# DATASET RECORDS

Start

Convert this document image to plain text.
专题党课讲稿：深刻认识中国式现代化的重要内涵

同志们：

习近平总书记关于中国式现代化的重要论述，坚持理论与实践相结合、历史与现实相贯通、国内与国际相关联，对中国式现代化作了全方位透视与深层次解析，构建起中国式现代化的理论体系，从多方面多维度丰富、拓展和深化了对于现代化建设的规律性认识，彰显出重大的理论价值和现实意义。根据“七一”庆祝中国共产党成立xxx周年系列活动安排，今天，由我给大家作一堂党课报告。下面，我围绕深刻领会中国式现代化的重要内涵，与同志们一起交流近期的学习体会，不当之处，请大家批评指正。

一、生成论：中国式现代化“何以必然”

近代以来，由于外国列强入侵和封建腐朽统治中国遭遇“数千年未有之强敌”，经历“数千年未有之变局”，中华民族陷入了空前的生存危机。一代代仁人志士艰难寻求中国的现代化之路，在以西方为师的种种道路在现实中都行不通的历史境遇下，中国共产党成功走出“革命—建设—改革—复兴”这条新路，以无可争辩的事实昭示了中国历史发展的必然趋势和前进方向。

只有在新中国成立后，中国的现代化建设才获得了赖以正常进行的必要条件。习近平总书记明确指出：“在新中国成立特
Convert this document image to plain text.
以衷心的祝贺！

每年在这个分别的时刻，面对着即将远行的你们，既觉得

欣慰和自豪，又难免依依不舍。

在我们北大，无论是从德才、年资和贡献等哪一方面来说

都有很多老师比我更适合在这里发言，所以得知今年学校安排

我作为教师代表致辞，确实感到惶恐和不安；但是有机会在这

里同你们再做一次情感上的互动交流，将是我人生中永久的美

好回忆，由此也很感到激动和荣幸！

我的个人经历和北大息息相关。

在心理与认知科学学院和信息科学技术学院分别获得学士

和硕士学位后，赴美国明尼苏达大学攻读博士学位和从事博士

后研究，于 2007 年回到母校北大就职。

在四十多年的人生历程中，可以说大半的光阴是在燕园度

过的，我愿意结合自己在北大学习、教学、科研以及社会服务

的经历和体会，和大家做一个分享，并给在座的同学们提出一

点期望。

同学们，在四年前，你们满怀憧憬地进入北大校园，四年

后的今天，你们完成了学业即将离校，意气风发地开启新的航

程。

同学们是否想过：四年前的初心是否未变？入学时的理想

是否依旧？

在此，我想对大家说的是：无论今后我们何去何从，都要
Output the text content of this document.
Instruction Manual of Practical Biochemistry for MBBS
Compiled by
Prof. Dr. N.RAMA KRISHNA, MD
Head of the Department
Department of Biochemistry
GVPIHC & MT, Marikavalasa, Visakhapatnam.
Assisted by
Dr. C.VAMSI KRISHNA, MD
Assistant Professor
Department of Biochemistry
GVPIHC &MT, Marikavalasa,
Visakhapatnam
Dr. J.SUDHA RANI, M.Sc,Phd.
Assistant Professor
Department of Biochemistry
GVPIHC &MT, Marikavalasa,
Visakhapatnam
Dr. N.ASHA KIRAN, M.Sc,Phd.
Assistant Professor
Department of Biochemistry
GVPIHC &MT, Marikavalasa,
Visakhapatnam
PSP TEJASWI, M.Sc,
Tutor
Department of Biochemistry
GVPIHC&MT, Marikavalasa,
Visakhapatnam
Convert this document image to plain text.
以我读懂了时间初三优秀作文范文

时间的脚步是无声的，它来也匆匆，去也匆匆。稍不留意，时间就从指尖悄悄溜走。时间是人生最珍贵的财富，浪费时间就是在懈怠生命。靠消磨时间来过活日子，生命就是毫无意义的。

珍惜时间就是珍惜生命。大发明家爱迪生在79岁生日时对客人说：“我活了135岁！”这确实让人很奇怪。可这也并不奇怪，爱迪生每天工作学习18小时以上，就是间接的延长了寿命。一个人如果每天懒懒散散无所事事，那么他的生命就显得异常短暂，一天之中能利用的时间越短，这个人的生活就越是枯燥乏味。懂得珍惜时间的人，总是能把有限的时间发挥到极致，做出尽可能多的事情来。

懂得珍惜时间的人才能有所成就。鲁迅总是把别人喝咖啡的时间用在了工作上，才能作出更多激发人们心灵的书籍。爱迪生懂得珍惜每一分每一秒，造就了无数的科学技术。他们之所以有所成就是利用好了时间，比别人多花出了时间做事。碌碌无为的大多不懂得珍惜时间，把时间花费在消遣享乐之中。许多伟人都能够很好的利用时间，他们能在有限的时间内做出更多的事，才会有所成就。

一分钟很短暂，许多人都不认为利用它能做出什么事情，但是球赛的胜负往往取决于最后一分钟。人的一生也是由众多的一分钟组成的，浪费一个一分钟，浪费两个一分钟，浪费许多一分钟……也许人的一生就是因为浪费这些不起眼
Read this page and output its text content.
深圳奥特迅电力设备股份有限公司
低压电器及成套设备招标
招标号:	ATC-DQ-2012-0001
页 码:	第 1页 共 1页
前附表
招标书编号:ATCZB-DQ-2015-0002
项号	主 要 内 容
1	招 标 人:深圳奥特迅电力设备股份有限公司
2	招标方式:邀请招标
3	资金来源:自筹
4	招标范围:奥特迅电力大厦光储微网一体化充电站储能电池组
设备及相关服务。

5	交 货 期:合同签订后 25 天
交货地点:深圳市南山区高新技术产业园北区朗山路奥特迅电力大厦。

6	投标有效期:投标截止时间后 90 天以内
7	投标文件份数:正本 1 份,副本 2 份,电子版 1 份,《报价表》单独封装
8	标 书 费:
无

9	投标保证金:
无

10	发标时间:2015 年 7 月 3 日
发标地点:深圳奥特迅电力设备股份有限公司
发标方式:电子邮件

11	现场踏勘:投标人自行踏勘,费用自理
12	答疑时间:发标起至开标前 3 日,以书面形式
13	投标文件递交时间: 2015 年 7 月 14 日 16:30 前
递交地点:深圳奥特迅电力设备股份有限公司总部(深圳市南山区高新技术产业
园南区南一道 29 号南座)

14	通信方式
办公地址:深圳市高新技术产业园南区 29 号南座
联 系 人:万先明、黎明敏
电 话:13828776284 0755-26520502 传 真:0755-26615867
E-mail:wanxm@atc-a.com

End

# WRITTEN INSTRUCTION
Everything from the line with "Read this page and output its text content." through the last line of the material above should be echoed exactly, and nothing else.

# EXERCISE SOLUTION
Read this page and output its text content.
深圳奥特迅电力设备股份有限公司
低压电器及成套设备招标
招标号:	ATC-DQ-2012-0001
页 码:	第 1页 共 1页
前附表
招标书编号:ATCZB-DQ-2015-0002
项号	主 要 内 容
1	招 标 人:深圳奥特迅电力设备股份有限公司
2	招标方式:邀请招标
3	资金来源:自筹
4	招标范围:奥特迅电力大厦光储微网一体化充电站储能电池组
设备及相关服务。

5	交 货 期:合同签订后 25 天
交货地点:深圳市南山区高新技术产业园北区朗山路奥特迅电力大厦。

6	投标有效期:投标截止时间后 90 天以内
7	投标文件份数:正本 1 份,副本 2 份,电子版 1 份,《报价表》单独封装
8	标 书 费:
无

9	投标保证金:
无

10	发标时间:2015 年 7 月 3 日
发标地点:深圳奥特迅电力设备股份有限公司
发标方式:电子邮件

11	现场踏勘:投标人自行踏勘,费用自理
12	答疑时间:发标起至开标前 3 日,以书面形式
13	投标文件递交时间: 2015 年 7 月 14 日 16:30 前
递交地点:深圳奥特迅电力设备股份有限公司总部(深圳市南山区高新技术产业
园南区南一道 29 号南座)

14	通信方式
办公地址:深圳市高新技术产业园南区 29 号南座
联 系 人:万先明、黎明敏
电 话:13828776284 0755-26520502 传 真:0755-26615867
E-mail:wanxm@atc-a.com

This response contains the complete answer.